▶ [What you are asked to do]
Format the items as a numbered list, starting at the beginning of the items and going through the line containing "The first and second reflecting surfaces 22 is", with blank lines omitted. Leave the pictures out of your answer.
::: Records to use :::
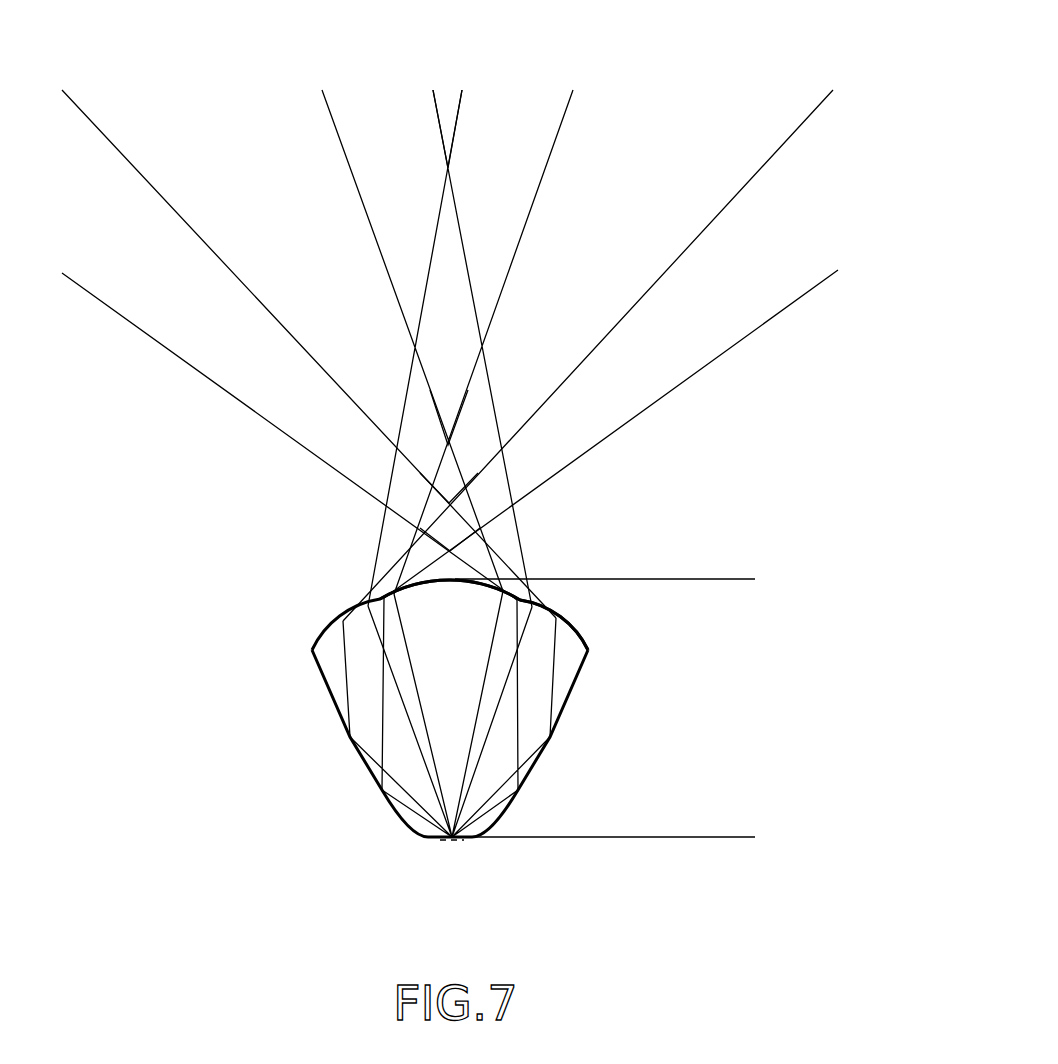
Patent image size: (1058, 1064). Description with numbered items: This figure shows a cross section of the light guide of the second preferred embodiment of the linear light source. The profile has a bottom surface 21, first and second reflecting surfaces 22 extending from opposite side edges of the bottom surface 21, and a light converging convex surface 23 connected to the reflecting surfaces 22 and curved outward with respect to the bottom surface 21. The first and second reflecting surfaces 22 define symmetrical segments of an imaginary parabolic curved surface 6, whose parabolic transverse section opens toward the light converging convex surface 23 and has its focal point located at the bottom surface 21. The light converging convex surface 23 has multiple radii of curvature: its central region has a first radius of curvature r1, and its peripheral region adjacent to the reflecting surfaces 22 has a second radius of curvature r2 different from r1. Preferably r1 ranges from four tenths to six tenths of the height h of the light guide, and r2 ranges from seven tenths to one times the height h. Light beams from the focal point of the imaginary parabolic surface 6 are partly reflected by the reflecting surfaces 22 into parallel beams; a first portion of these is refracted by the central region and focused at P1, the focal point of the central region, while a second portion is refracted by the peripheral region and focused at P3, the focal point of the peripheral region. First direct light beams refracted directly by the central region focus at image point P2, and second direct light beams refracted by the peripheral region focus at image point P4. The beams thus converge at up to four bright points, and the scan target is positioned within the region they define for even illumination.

The imaginary parabolic curved surface 6 is at (455, 841).
The bottom surface 21 is at (467, 838).
The first and second reflecting surfaces 22 is at (333, 728).
The light converging convex surface 23 is at (372, 595).
The first radius of curvature r1 is at (472, 598).
The second radius of curvature r2 is at (583, 630).
The height of the light guide h is at (748, 582).
The focal point of the central region P1 is at (454, 551).
The image point of the central region P2 is at (446, 445).
The focal point of the peripheral region P3 is at (454, 503).
The image point of the peripheral region P4 is at (446, 168).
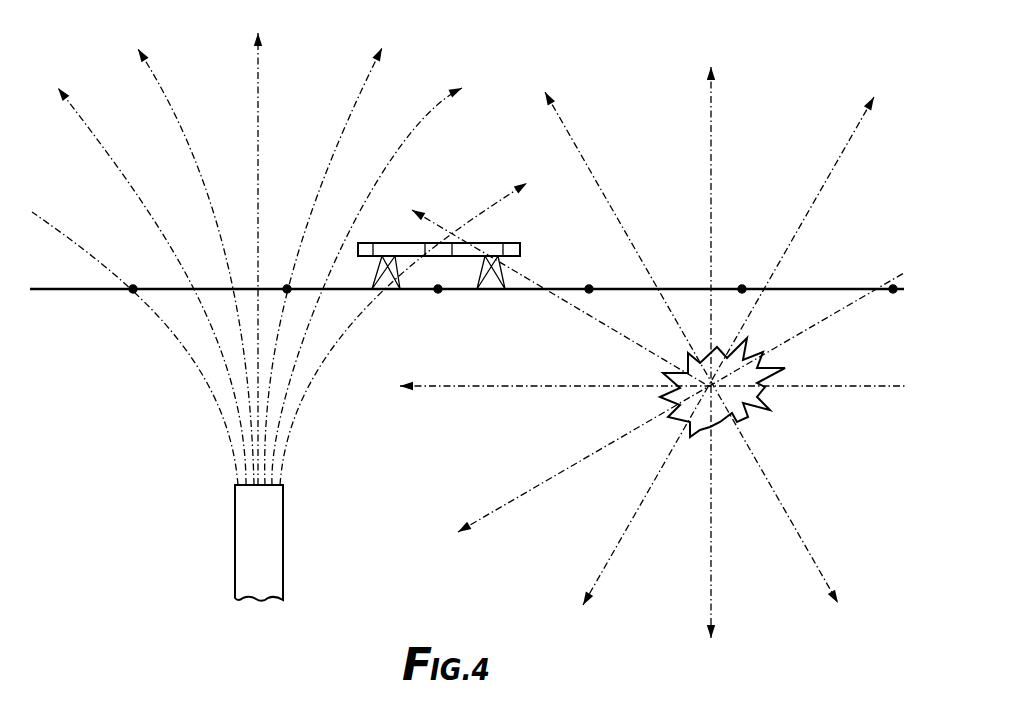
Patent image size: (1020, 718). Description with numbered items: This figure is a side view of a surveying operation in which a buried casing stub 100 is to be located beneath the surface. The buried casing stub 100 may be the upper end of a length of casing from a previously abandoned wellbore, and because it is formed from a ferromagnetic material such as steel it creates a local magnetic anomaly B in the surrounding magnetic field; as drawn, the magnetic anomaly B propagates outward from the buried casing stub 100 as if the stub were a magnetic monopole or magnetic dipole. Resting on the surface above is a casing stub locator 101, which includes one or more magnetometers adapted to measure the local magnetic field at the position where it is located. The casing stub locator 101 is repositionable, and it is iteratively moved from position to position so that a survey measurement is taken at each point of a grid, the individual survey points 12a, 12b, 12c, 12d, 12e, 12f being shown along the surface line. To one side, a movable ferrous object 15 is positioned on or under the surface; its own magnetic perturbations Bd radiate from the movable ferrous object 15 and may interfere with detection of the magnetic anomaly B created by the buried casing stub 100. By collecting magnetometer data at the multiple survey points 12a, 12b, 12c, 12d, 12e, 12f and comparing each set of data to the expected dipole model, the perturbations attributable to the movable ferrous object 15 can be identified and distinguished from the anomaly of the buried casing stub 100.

The survey point 12a is at (134, 286).
The survey point 12b is at (290, 286).
The survey point 12c is at (440, 293).
The survey point 12d is at (588, 293).
The survey point 12e is at (742, 285).
The survey point 12f is at (893, 293).
The movable ferrous object 15 is at (775, 400).
The buried casing stub 100 is at (232, 522).
The casing stub locator 101 is at (500, 241).
The magnetic anomaly B is at (483, 218).
The magnetic perturbations of movable ferrous object Bd is at (530, 279).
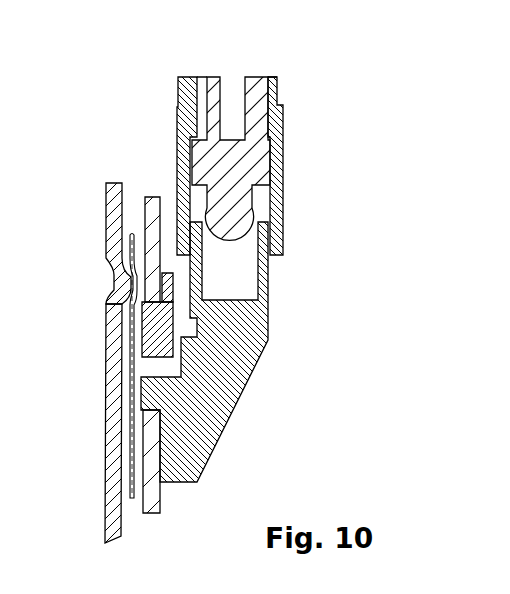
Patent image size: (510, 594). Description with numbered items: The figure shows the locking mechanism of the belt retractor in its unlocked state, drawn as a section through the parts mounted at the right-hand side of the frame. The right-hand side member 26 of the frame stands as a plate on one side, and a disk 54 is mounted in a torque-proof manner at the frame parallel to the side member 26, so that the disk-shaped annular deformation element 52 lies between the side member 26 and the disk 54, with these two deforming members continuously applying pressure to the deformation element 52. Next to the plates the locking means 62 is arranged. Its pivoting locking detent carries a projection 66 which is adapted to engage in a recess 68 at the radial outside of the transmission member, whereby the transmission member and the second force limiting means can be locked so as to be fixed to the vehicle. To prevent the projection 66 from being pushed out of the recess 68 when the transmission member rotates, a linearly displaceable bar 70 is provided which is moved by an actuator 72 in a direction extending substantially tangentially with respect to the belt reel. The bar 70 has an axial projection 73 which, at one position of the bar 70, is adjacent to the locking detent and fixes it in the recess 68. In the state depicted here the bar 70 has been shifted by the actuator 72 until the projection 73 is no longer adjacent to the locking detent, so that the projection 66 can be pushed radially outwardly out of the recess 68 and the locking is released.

The locking means 62 is at (298, 76).
The actuator 72 is at (284, 151).
The bar 70 is at (218, 381).
The right-hand side member 26 is at (110, 209).
The deformation element 52 is at (124, 487).
The axial projection 73 is at (138, 394).
The projection 66 is at (148, 328).
The recess 68 is at (150, 364).
The disk 54 is at (153, 500).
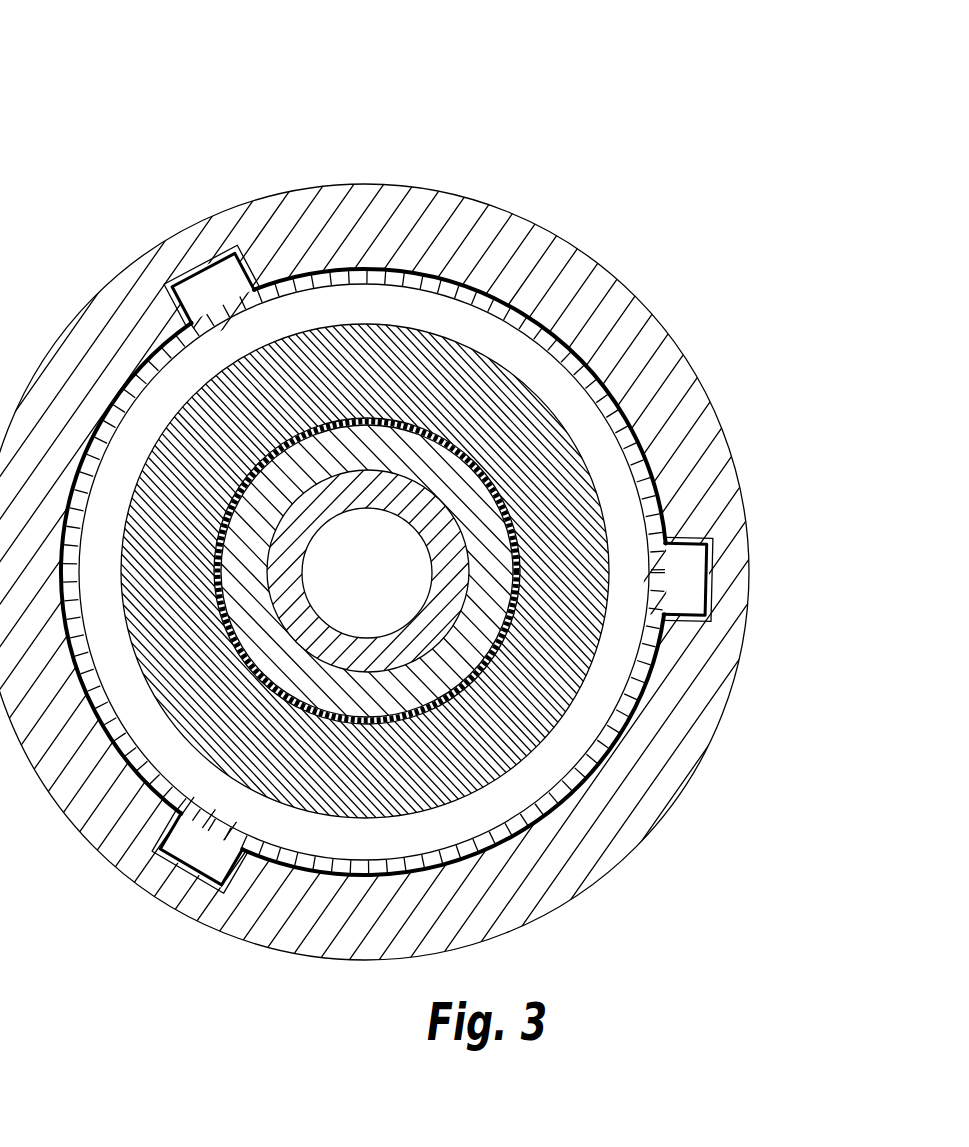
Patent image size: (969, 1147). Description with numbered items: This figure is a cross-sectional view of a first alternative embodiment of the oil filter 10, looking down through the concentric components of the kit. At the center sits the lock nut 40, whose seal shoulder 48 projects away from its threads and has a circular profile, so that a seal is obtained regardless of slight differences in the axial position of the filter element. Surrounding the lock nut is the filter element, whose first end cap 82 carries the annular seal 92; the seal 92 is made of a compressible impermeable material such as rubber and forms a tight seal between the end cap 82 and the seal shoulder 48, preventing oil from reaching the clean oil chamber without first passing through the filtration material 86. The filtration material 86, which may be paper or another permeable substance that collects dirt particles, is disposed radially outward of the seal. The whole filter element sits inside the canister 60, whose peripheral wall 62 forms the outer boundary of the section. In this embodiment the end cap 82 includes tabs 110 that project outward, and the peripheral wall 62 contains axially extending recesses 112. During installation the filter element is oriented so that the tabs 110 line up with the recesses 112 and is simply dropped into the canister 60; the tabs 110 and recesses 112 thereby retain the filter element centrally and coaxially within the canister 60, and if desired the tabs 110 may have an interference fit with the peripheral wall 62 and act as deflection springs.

The oil filter 10 is at (484, 573).
The lock nut 40 is at (474, 520).
The seal shoulder 48 is at (429, 576).
The canister 60 is at (484, 573).
The peripheral wall 62 is at (484, 573).
The first end cap 82 is at (453, 546).
The filtration material 86 is at (431, 573).
The seal 92 is at (510, 571).
The tabs 110 is at (459, 546).
The recesses 112 is at (452, 574).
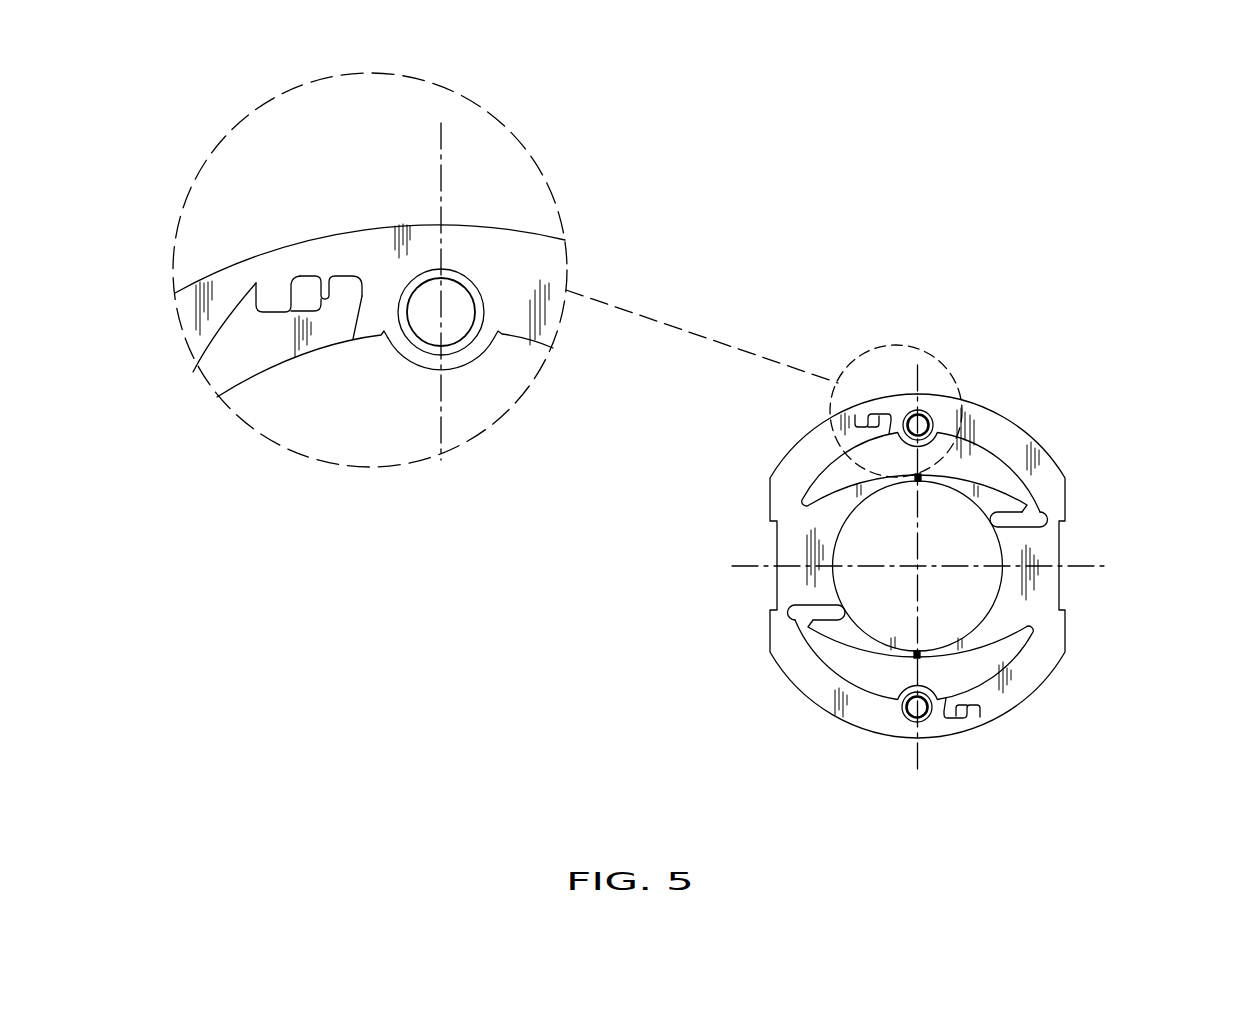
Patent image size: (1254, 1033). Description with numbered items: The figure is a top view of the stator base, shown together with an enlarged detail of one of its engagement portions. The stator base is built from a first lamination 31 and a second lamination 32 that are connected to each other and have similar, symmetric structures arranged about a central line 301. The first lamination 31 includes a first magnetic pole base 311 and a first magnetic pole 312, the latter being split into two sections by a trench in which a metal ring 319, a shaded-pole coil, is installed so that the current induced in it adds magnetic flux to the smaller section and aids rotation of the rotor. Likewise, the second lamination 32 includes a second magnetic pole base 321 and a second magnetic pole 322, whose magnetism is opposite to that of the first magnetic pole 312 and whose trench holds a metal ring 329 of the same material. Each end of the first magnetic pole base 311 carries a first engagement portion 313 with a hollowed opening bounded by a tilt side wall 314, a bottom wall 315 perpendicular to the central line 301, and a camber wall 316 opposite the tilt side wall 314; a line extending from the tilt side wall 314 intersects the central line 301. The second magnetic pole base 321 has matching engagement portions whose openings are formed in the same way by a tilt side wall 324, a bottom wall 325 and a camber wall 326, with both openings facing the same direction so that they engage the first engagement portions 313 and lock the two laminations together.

The first lamination 31 is at (1122, 547).
The second lamination 32 is at (903, 555).
The central line 301 is at (925, 378).
The first magnetic pole base 311 is at (1065, 632).
The first magnetic pole 312 is at (987, 647).
The metal ring 319 is at (1068, 483).
The second magnetic pole base 321 is at (773, 583).
The second magnetic pole 322 is at (875, 655).
The metal ring 329 is at (793, 612).
The first engagement portion 313 is at (278, 240).
The tilt side wall 314 is at (363, 294).
The bottom wall 315 is at (322, 278).
The camber wall 316 is at (293, 282).
The tilt side wall 324 is at (203, 366).
The bottom wall 325 is at (300, 350).
The camber wall 326 is at (323, 309).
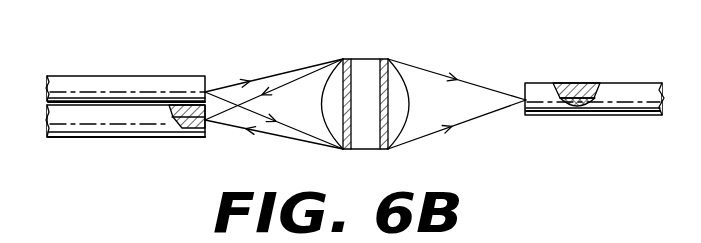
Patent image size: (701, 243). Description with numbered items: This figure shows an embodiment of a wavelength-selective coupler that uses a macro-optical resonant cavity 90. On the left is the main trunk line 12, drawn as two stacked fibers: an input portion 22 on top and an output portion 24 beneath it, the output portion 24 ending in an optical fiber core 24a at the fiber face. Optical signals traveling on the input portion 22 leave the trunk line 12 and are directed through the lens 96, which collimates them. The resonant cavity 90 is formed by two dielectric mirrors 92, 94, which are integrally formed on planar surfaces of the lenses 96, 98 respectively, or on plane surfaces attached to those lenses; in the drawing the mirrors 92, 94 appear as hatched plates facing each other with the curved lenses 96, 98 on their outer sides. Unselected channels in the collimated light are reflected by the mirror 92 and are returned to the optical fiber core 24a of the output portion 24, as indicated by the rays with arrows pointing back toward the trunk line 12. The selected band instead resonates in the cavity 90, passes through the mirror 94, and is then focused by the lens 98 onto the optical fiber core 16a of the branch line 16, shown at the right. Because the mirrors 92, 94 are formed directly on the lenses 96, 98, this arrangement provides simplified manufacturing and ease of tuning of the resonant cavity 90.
:::
▶ [Answer]
1. Patent image size: (1058, 1064). Description with numbered items: This figure shows a cross section of the light guide of the second preferred embodiment of the linear light source. The profile has a bottom surface 21, first and second reflecting surfaces 22 extending from opposite side edges of the bottom surface 21, and a light converging convex surface 23 connected to the reflecting surfaces 22 and curved outward with respect to the bottom surface 21. The first and second reflecting surfaces 22 define symmetrical segments of an imaginary parabolic curved surface 6, whose parabolic transverse section opens toward the light converging convex surface 23 and has its focal point located at the bottom surface 21. The light converging convex surface 23 has multiple radii of curvature: its central region has a first radius of curvature r1, and its peripheral region adjacent to the reflecting surfaces 22 has a second radius of curvature r2 different from r1. Preferably r1 ranges from four tenths to six tenths of the height h of the light guide, and r2 ranges from seven tenths to one times the height h. Light beams from the focal point of the imaginary parabolic surface 6 are partly reflected by the reflecting surfaces 22 into parallel beams; a first portion of these is refracted by the central region and focused at P1, the focal point of the central region, while a second portion is refracted by the peripheral region and focused at P3, the focal point of the peripheral region. First direct light beams refracted directly by the central region focus at image point P2, and second direct light beams refracted by the peripheral region focus at image point P4. The beams thus converge at up to four bright points, and the scan target is positioned within the region they define for even illumination.
2. The imaginary parabolic curved surface 6 is at (455, 841).
3. The bottom surface 21 is at (467, 838).
4. The first and second reflecting surfaces 22 is at (333, 728).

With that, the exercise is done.